## What to work on
Reproduce all entries precisely as they are written.

Data excerpts
## start

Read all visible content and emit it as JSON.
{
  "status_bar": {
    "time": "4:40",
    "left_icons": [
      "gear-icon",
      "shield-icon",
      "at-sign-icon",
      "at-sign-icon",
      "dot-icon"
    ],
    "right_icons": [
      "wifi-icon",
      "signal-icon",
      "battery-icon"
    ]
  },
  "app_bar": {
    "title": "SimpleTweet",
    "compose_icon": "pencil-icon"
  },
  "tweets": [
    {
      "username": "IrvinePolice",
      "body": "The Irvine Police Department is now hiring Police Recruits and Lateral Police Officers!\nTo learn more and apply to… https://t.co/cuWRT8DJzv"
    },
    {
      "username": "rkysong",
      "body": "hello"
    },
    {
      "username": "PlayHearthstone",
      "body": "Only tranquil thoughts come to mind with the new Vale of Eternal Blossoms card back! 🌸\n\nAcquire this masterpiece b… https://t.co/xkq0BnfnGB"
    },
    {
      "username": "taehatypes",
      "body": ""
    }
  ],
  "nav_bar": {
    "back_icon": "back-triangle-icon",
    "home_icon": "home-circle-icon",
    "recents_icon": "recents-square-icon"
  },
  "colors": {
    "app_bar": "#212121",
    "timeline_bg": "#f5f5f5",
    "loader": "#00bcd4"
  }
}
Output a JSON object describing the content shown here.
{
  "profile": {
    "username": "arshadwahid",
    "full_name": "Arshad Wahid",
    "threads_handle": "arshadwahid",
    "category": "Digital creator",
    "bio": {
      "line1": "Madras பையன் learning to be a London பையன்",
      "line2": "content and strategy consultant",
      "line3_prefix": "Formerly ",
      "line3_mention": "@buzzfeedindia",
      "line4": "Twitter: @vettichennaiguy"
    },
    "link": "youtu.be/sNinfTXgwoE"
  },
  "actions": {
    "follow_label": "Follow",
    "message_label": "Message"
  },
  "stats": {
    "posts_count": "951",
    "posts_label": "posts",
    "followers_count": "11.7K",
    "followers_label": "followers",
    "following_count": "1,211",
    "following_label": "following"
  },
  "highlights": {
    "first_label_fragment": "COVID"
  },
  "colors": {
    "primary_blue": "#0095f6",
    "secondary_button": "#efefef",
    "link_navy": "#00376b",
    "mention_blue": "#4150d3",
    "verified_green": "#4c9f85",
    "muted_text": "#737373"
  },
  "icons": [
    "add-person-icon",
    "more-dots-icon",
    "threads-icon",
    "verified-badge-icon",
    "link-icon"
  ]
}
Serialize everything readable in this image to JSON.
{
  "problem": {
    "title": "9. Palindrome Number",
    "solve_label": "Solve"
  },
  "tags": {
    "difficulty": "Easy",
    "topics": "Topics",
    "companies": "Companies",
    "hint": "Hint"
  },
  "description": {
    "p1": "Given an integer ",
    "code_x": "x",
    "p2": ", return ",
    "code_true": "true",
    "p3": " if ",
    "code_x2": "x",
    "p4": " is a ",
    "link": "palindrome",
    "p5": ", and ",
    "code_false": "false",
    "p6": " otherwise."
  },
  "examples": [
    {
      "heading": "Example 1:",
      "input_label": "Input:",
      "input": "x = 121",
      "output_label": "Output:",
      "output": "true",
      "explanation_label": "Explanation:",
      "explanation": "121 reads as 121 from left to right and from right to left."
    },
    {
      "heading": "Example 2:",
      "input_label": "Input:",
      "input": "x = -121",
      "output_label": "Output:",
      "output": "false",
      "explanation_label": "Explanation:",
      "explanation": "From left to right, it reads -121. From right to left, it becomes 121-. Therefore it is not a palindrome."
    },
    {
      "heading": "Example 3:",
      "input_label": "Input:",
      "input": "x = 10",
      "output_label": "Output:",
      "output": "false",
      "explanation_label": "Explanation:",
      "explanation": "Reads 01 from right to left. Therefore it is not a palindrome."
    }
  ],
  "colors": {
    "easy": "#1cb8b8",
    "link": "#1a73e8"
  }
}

## end

## Correct result
Read all visible content and emit it as JSON.
{
  "status_bar": {
    "time": "4:40",
    "left_icons": [
      "gear-icon",
      "shield-icon",
      "at-sign-icon",
      "at-sign-icon",
      "dot-icon"
    ],
    "right_icons": [
      "wifi-icon",
      "signal-icon",
      "battery-icon"
    ]
  },
  "app_bar": {
    "title": "SimpleTweet",
    "compose_icon": "pencil-icon"
  },
  "tweets": [
    {
      "username": "IrvinePolice",
      "body": "The Irvine Police Department is now hiring Police Recruits and Lateral Police Officers!\nTo learn more and apply to… https://t.co/cuWRT8DJzv"
    },
    {
      "username": "rkysong",
      "body": "hello"
    },
    {
      "username": "PlayHearthstone",
      "body": "Only tranquil thoughts come to mind with the new Vale of Eternal Blossoms card back! 🌸\n\nAcquire this masterpiece b… https://t.co/xkq0BnfnGB"
    },
    {
      "username": "taehatypes",
      "body": ""
    }
  ],
  "nav_bar": {
    "back_icon": "back-triangle-icon",
    "home_icon": "home-circle-icon",
    "recents_icon": "recents-square-icon"
  },
  "colors": {
    "app_bar": "#212121",
    "timeline_bg": "#f5f5f5",
    "loader": "#00bcd4"
  }
}
Output a JSON object describing the content shown here.
{
  "profile": {
    "username": "arshadwahid",
    "full_name": "Arshad Wahid",
    "threads_handle": "arshadwahid",
    "category": "Digital creator",
    "bio": {
      "line1": "Madras பையன் learning to be a London பையன்",
      "line2": "content and strategy consultant",
      "line3_prefix": "Formerly ",
      "line3_mention": "@buzzfeedindia",
      "line4": "Twitter: @vettichennaiguy"
    },
    "link": "youtu.be/sNinfTXgwoE"
  },
  "actions": {
    "follow_label": "Follow",
    "message_label": "Message"
  },
  "stats": {
    "posts_count": "951",
    "posts_label": "posts",
    "followers_count": "11.7K",
    "followers_label": "followers",
    "following_count": "1,211",
    "following_label": "following"
  },
  "highlights": {
    "first_label_fragment": "COVID"
  },
  "colors": {
    "primary_blue": "#0095f6",
    "secondary_button": "#efefef",
    "link_navy": "#00376b",
    "mention_blue": "#4150d3",
    "verified_green": "#4c9f85",
    "muted_text": "#737373"
  },
  "icons": [
    "add-person-icon",
    "more-dots-icon",
    "threads-icon",
    "verified-badge-icon",
    "link-icon"
  ]
}
Serialize everything readable in this image to JSON.
{
  "problem": {
    "title": "9. Palindrome Number",
    "solve_label": "Solve"
  },
  "tags": {
    "difficulty": "Easy",
    "topics": "Topics",
    "companies": "Companies",
    "hint": "Hint"
  },
  "description": {
    "p1": "Given an integer ",
    "code_x": "x",
    "p2": ", return ",
    "code_true": "true",
    "p3": " if ",
    "code_x2": "x",
    "p4": " is a ",
    "link": "palindrome",
    "p5": ", and ",
    "code_false": "false",
    "p6": " otherwise."
  },
  "examples": [
    {
      "heading": "Example 1:",
      "input_label": "Input:",
      "input": "x = 121",
      "output_label": "Output:",
      "output": "true",
      "explanation_label": "Explanation:",
      "explanation": "121 reads as 121 from left to right and from right to left."
    },
    {
      "heading": "Example 2:",
      "input_label": "Input:",
      "input": "x = -121",
      "output_label": "Output:",
      "output": "false",
      "explanation_label": "Explanation:",
      "explanation": "From left to right, it reads -121. From right to left, it becomes 121-. Therefore it is not a palindrome."
    },
    {
      "heading": "Example 3:",
      "input_label": "Input:",
      "input": "x = 10",
      "output_label": "Output:",
      "output": "false",
      "explanation_label": "Explanation:",
      "explanation": "Reads 01 from right to left. Therefore it is not a palindrome."
    }
  ],
  "colors": {
    "easy": "#1cb8b8",
    "link": "#1a73e8"
  }
}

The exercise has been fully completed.